Below are records; work out how many of their lines contain "this" and give only that number.

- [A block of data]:
┌────────

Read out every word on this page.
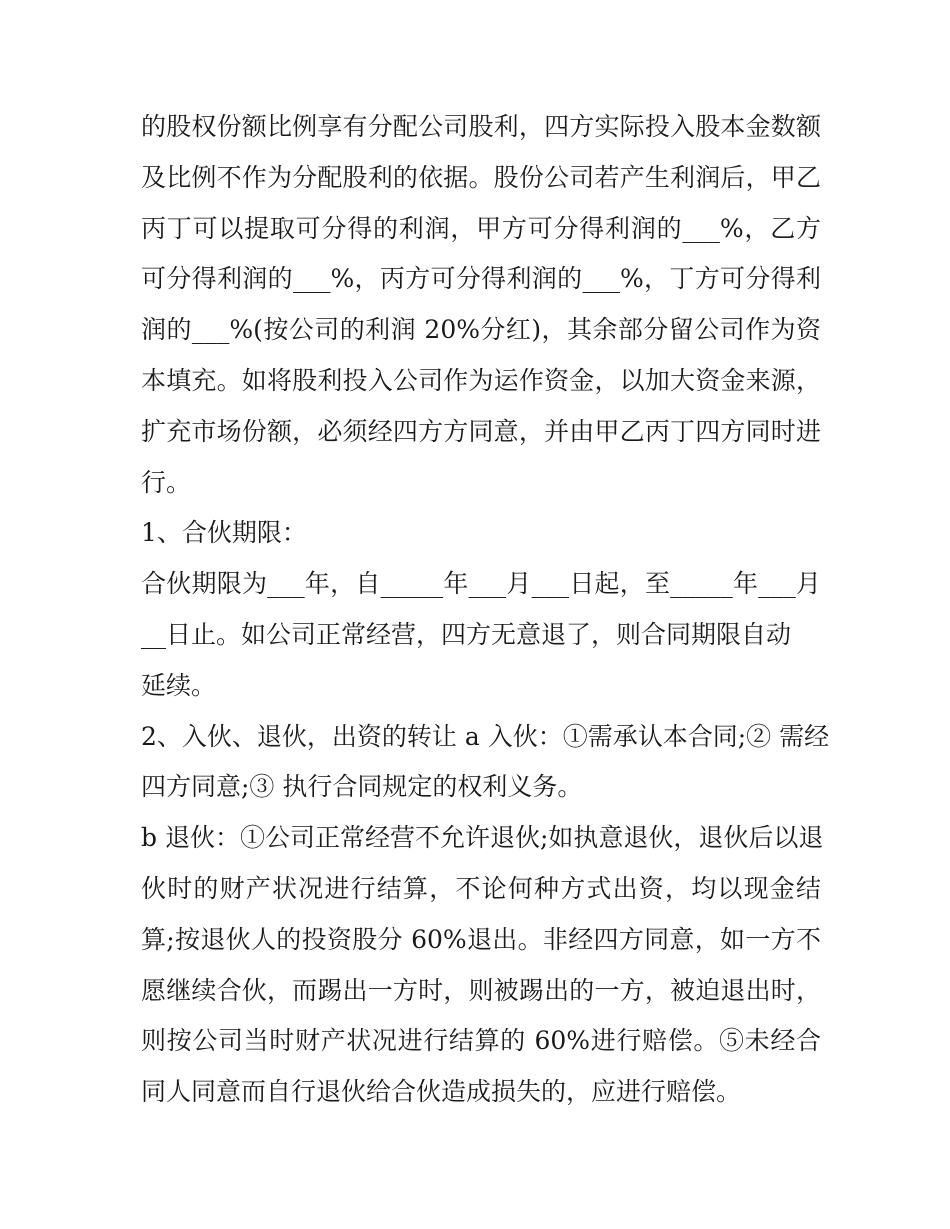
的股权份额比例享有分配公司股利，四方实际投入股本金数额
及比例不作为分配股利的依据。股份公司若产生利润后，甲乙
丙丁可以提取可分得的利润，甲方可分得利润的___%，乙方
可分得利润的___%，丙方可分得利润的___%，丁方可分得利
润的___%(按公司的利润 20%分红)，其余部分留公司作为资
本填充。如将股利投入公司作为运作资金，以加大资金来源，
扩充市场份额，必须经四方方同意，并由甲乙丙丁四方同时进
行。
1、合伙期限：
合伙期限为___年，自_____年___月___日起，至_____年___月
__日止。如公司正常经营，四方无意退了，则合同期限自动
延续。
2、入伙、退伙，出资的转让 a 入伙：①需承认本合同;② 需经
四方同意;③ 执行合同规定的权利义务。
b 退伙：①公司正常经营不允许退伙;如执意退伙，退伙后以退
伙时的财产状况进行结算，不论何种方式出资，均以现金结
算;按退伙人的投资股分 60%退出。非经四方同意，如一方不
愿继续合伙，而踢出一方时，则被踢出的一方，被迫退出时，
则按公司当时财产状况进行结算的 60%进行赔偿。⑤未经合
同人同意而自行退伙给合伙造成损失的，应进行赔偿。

└────────
┌────────

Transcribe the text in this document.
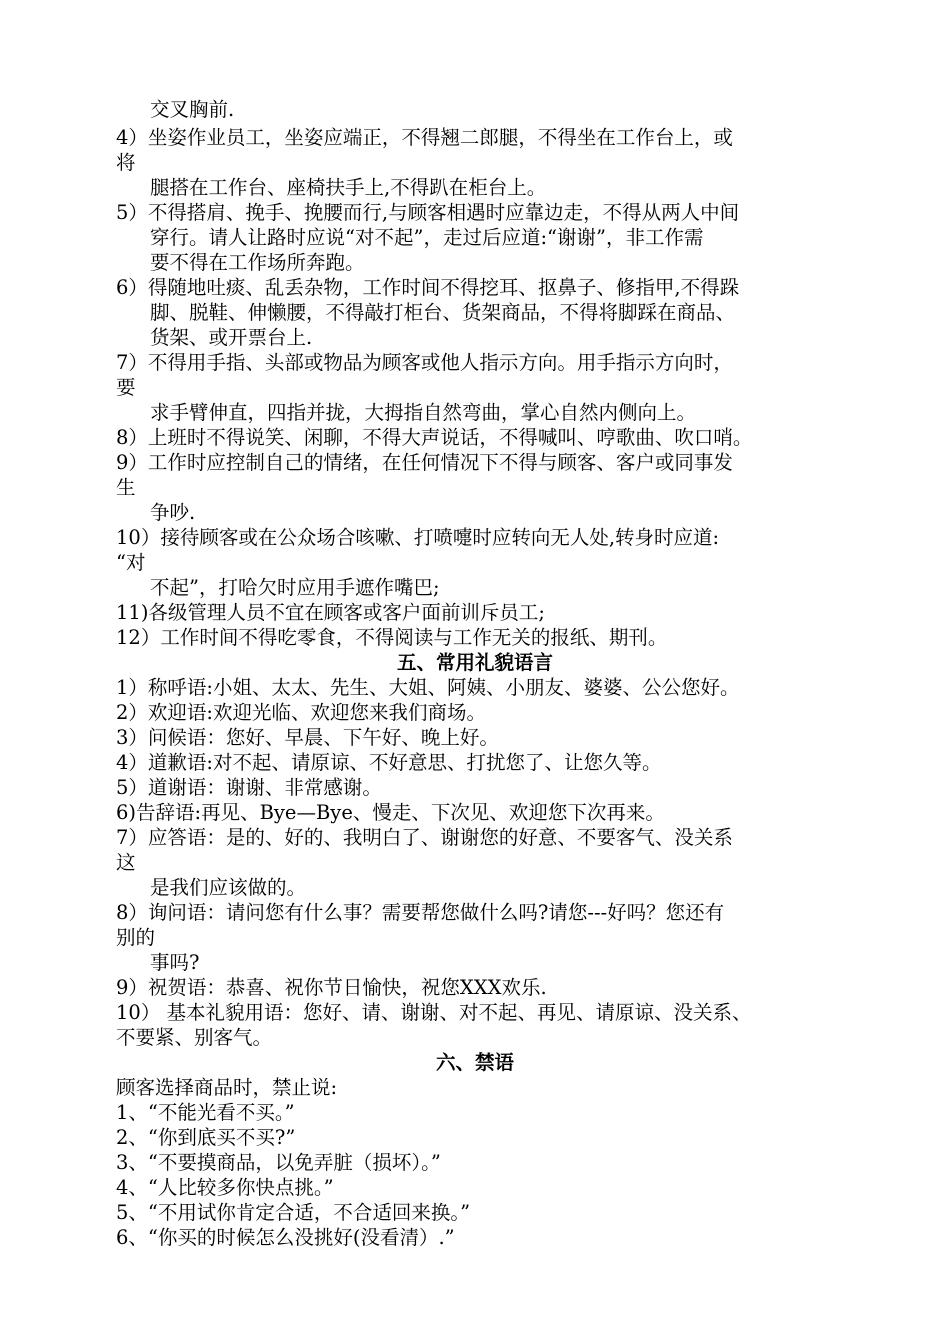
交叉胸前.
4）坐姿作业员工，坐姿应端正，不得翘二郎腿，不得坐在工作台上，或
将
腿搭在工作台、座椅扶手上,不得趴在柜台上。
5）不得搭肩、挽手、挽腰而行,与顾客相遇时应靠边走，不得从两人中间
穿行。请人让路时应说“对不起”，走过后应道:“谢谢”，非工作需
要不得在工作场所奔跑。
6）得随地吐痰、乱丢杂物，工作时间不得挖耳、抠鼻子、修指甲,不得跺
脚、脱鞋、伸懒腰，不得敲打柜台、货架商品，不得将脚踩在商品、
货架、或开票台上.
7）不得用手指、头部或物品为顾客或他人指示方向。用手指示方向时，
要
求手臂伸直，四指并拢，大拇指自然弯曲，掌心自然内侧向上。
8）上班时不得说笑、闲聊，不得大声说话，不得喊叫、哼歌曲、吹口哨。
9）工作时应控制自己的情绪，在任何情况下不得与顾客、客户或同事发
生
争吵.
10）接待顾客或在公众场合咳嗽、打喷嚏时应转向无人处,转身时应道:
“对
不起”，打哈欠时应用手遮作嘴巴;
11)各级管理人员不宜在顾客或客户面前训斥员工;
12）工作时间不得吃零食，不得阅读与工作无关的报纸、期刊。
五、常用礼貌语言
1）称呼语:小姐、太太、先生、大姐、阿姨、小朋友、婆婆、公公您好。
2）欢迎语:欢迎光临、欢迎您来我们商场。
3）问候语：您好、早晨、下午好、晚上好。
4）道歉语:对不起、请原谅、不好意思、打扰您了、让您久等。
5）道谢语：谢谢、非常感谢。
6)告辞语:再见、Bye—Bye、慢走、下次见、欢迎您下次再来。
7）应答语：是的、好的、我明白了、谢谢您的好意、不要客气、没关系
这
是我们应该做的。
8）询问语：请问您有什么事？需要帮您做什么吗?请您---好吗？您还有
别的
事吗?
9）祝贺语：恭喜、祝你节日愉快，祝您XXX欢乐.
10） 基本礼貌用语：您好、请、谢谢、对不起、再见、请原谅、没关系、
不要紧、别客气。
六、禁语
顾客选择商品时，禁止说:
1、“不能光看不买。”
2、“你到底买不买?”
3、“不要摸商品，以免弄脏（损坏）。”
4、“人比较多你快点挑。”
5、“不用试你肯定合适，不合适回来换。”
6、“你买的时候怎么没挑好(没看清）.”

└────────

- [Solved exercise]:
2